◆ Task prompt
Go through the entries below and write each one out exactly.

◆ Extracted records
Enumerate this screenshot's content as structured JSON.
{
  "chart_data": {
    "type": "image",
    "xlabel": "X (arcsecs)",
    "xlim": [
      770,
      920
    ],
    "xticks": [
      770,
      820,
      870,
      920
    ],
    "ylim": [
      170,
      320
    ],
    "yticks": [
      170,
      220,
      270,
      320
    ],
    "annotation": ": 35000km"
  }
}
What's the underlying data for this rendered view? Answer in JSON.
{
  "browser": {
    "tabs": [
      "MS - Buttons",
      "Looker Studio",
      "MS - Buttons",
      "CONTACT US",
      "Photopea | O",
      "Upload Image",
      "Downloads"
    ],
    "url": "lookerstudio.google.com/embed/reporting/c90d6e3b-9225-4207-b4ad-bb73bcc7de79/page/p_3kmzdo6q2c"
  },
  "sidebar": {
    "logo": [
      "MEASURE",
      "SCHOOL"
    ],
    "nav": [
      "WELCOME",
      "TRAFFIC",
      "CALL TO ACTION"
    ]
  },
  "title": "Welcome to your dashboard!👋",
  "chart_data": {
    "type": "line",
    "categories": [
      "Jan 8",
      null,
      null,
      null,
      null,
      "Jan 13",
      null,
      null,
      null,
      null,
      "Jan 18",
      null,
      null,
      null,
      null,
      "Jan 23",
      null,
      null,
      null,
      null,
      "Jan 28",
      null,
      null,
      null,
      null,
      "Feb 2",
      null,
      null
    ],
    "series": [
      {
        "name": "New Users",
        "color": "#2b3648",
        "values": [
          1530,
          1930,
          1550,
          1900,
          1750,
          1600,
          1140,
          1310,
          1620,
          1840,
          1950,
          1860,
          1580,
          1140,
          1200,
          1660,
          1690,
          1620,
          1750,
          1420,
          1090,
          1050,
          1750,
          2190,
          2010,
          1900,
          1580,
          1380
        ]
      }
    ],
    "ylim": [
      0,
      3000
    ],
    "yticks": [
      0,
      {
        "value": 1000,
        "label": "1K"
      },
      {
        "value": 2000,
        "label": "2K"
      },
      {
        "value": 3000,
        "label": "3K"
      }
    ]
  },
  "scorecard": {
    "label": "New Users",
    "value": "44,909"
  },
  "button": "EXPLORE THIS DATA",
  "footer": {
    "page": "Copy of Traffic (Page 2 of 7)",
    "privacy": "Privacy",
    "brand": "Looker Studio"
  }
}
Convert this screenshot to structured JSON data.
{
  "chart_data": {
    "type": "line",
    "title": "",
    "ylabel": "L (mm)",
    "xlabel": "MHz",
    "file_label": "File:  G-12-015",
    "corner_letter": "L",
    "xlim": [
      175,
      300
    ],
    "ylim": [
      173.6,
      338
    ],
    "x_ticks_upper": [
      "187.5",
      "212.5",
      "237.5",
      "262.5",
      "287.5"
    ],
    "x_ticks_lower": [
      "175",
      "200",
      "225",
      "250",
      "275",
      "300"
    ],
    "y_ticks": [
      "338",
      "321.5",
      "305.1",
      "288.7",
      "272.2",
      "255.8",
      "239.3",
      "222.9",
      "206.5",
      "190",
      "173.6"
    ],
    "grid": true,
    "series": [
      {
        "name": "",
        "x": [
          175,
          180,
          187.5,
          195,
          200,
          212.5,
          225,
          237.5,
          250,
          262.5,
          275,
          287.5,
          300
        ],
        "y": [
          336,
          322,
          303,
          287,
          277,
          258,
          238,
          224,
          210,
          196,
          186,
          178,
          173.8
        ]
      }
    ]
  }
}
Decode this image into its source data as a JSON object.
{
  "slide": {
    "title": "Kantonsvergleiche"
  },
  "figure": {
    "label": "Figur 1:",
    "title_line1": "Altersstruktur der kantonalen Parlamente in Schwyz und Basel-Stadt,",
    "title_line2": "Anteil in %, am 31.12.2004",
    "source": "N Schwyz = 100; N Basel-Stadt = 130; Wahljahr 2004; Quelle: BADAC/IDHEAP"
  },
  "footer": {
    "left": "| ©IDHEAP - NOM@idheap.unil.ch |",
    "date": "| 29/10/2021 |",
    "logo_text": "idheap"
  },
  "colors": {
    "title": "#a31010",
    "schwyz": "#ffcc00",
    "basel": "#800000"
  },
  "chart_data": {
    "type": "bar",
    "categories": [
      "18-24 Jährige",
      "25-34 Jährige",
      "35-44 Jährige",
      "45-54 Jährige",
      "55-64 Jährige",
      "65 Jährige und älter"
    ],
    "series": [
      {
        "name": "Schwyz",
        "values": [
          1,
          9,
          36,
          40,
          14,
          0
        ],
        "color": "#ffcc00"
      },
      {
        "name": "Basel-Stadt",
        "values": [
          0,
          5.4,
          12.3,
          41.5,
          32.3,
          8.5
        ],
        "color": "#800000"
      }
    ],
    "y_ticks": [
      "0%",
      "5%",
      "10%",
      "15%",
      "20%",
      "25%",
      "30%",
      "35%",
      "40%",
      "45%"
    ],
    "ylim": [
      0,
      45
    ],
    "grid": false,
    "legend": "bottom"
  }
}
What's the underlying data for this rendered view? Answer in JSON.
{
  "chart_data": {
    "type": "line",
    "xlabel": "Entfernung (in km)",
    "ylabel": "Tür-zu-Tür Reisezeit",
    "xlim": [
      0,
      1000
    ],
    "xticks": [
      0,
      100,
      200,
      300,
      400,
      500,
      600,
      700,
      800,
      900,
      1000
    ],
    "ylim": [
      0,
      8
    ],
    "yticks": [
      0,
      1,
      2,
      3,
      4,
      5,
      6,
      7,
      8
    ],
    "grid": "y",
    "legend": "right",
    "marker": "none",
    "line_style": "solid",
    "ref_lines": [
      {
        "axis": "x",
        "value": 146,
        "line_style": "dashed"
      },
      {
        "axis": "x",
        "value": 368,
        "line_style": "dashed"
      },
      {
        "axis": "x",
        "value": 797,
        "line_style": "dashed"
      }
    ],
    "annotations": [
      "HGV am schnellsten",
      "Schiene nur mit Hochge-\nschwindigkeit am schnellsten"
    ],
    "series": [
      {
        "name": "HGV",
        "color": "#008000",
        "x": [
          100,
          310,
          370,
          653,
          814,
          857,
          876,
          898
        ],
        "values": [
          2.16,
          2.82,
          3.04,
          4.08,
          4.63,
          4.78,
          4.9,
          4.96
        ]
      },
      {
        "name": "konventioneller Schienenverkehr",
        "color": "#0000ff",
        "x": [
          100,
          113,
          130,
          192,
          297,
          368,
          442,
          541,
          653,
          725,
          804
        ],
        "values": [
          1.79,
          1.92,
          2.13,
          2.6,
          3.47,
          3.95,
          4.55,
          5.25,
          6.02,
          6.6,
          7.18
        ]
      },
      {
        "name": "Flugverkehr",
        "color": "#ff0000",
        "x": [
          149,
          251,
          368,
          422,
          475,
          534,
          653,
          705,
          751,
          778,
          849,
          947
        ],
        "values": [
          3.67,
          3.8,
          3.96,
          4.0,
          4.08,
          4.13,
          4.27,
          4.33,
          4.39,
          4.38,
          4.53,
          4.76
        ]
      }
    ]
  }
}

◆ Reply to the task
Enumerate this screenshot's content as structured JSON.
{
  "chart_data": {
    "type": "image",
    "xlabel": "X (arcsecs)",
    "xlim": [
      770,
      920
    ],
    "xticks": [
      770,
      820,
      870,
      920
    ],
    "ylim": [
      170,
      320
    ],
    "yticks": [
      170,
      220,
      270,
      320
    ],
    "annotation": ": 35000km"
  }
}
What's the underlying data for this rendered view? Answer in JSON.
{
  "browser": {
    "tabs": [
      "MS - Buttons",
      "Looker Studio",
      "MS - Buttons",
      "CONTACT US",
      "Photopea | O",
      "Upload Image",
      "Downloads"
    ],
    "url": "lookerstudio.google.com/embed/reporting/c90d6e3b-9225-4207-b4ad-bb73bcc7de79/page/p_3kmzdo6q2c"
  },
  "sidebar": {
    "logo": [
      "MEASURE",
      "SCHOOL"
    ],
    "nav": [
      "WELCOME",
      "TRAFFIC",
      "CALL TO ACTION"
    ]
  },
  "title": "Welcome to your dashboard!👋",
  "chart_data": {
    "type": "line",
    "categories": [
      "Jan 8",
      null,
      null,
      null,
      null,
      "Jan 13",
      null,
      null,
      null,
      null,
      "Jan 18",
      null,
      null,
      null,
      null,
      "Jan 23",
      null,
      null,
      null,
      null,
      "Jan 28",
      null,
      null,
      null,
      null,
      "Feb 2",
      null,
      null
    ],
    "series": [
      {
        "name": "New Users",
        "color": "#2b3648",
        "values": [
          1530,
          1930,
          1550,
          1900,
          1750,
          1600,
          1140,
          1310,
          1620,
          1840,
          1950,
          1860,
          1580,
          1140,
          1200,
          1660,
          1690,
          1620,
          1750,
          1420,
          1090,
          1050,
          1750,
          2190,
          2010,
          1900,
          1580,
          1380
        ]
      }
    ],
    "ylim": [
      0,
      3000
    ],
    "yticks": [
      0,
      {
        "value": 1000,
        "label": "1K"
      },
      {
        "value": 2000,
        "label": "2K"
      },
      {
        "value": 3000,
        "label": "3K"
      }
    ]
  },
  "scorecard": {
    "label": "New Users",
    "value": "44,909"
  },
  "button": "EXPLORE THIS DATA",
  "footer": {
    "page": "Copy of Traffic (Page 2 of 7)",
    "privacy": "Privacy",
    "brand": "Looker Studio"
  }
}
Convert this screenshot to structured JSON data.
{
  "chart_data": {
    "type": "line",
    "title": "",
    "ylabel": "L (mm)",
    "xlabel": "MHz",
    "file_label": "File:  G-12-015",
    "corner_letter": "L",
    "xlim": [
      175,
      300
    ],
    "ylim": [
      173.6,
      338
    ],
    "x_ticks_upper": [
      "187.5",
      "212.5",
      "237.5",
      "262.5",
      "287.5"
    ],
    "x_ticks_lower": [
      "175",
      "200",
      "225",
      "250",
      "275",
      "300"
    ],
    "y_ticks": [
      "338",
      "321.5",
      "305.1",
      "288.7",
      "272.2",
      "255.8",
      "239.3",
      "222.9",
      "206.5",
      "190",
      "173.6"
    ],
    "grid": true,
    "series": [
      {
        "name": "",
        "x": [
          175,
          180,
          187.5,
          195,
          200,
          212.5,
          225,
          237.5,
          250,
          262.5,
          275,
          287.5,
          300
        ],
        "y": [
          336,
          322,
          303,
          287,
          277,
          258,
          238,
          224,
          210,
          196,
          186,
          178,
          173.8
        ]
      }
    ]
  }
}
Decode this image into its source data as a JSON object.
{
  "slide": {
    "title": "Kantonsvergleiche"
  },
  "figure": {
    "label": "Figur 1:",
    "title_line1": "Altersstruktur der kantonalen Parlamente in Schwyz und Basel-Stadt,",
    "title_line2": "Anteil in %, am 31.12.2004",
    "source": "N Schwyz = 100; N Basel-Stadt = 130; Wahljahr 2004; Quelle: BADAC/IDHEAP"
  },
  "footer": {
    "left": "| ©IDHEAP - NOM@idheap.unil.ch |",
    "date": "| 29/10/2021 |",
    "logo_text": "idheap"
  },
  "colors": {
    "title": "#a31010",
    "schwyz": "#ffcc00",
    "basel": "#800000"
  },
  "chart_data": {
    "type": "bar",
    "categories": [
      "18-24 Jährige",
      "25-34 Jährige",
      "35-44 Jährige",
      "45-54 Jährige",
      "55-64 Jährige",
      "65 Jährige und älter"
    ],
    "series": [
      {
        "name": "Schwyz",
        "values": [
          1,
          9,
          36,
          40,
          14,
          0
        ],
        "color": "#ffcc00"
      },
      {
        "name": "Basel-Stadt",
        "values": [
          0,
          5.4,
          12.3,
          41.5,
          32.3,
          8.5
        ],
        "color": "#800000"
      }
    ],
    "y_ticks": [
      "0%",
      "5%",
      "10%",
      "15%",
      "20%",
      "25%",
      "30%",
      "35%",
      "40%",
      "45%"
    ],
    "ylim": [
      0,
      45
    ],
    "grid": false,
    "legend": "bottom"
  }
}
What's the underlying data for this rendered view? Answer in JSON.
{
  "chart_data": {
    "type": "line",
    "xlabel": "Entfernung (in km)",
    "ylabel": "Tür-zu-Tür Reisezeit",
    "xlim": [
      0,
      1000
    ],
    "xticks": [
      0,
      100,
      200,
      300,
      400,
      500,
      600,
      700,
      800,
      900,
      1000
    ],
    "ylim": [
      0,
      8
    ],
    "yticks": [
      0,
      1,
      2,
      3,
      4,
      5,
      6,
      7,
      8
    ],
    "grid": "y",
    "legend": "right",
    "marker": "none",
    "line_style": "solid",
    "ref_lines": [
      {
        "axis": "x",
        "value": 146,
        "line_style": "dashed"
      },
      {
        "axis": "x",
        "value": 368,
        "line_style": "dashed"
      },
      {
        "axis": "x",
        "value": 797,
        "line_style": "dashed"
      }
    ],
    "annotations": [
      "HGV am schnellsten",
      "Schiene nur mit Hochge-\nschwindigkeit am schnellsten"
    ],
    "series": [
      {
        "name": "HGV",
        "color": "#008000",
        "x": [
          100,
          310,
          370,
          653,
          814,
          857,
          876,
          898
        ],
        "values": [
          2.16,
          2.82,
          3.04,
          4.08,
          4.63,
          4.78,
          4.9,
          4.96
        ]
      },
      {
        "name": "konventioneller Schienenverkehr",
        "color": "#0000ff",
        "x": [
          100,
          113,
          130,
          192,
          297,
          368,
          442,
          541,
          653,
          725,
          804
        ],
        "values": [
          1.79,
          1.92,
          2.13,
          2.6,
          3.47,
          3.95,
          4.55,
          5.25,
          6.02,
          6.6,
          7.18
        ]
      },
      {
        "name": "Flugverkehr",
        "color": "#ff0000",
        "x": [
          149,
          251,
          368,
          422,
          475,
          534,
          653,
          705,
          751,
          778,
          849,
          947
        ],
        "values": [
          3.67,
          3.8,
          3.96,
          4.0,
          4.08,
          4.13,
          4.27,
          4.33,
          4.39,
          4.38,
          4.53,
          4.76
        ]
      }
    ]
  }
}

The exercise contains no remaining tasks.